***** Supplied data
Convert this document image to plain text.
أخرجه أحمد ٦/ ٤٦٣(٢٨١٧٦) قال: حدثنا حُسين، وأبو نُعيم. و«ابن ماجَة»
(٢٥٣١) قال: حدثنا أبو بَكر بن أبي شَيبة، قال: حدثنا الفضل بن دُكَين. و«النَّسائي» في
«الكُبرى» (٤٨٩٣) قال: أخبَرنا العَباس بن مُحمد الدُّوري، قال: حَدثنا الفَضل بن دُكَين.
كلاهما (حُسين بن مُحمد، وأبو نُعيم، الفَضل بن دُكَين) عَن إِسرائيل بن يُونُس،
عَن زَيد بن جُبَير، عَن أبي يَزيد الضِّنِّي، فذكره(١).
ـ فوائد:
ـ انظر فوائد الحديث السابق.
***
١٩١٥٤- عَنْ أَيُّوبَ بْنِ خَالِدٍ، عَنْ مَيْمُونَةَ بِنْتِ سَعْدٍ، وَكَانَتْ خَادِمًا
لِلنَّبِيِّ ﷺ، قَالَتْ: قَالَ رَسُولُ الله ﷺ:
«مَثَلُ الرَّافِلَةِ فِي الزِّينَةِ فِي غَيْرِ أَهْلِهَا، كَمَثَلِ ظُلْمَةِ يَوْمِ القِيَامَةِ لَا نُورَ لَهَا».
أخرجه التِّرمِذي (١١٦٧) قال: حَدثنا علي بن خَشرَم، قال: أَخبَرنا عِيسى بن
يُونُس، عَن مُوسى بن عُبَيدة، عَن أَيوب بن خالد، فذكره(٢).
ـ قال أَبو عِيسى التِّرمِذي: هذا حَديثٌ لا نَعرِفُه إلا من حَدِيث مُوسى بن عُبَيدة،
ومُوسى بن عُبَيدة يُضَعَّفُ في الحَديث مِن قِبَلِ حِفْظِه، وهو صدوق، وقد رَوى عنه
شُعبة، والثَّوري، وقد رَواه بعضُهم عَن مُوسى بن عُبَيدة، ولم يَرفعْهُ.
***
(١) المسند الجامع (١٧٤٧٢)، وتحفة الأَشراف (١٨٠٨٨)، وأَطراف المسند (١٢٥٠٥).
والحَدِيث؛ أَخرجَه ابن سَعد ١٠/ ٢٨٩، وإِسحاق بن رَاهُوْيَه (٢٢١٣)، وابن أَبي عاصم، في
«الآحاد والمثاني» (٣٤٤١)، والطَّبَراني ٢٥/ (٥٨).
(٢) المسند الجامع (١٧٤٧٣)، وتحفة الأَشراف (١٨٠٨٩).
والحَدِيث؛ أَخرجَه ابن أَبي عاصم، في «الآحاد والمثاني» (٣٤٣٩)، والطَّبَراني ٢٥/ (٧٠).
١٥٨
**********
▶ Exercise prompt:
Lines that include the word "حدثنا" — how many are there in the data? Answer with the number alone.

▶ Solution to this exercise:
2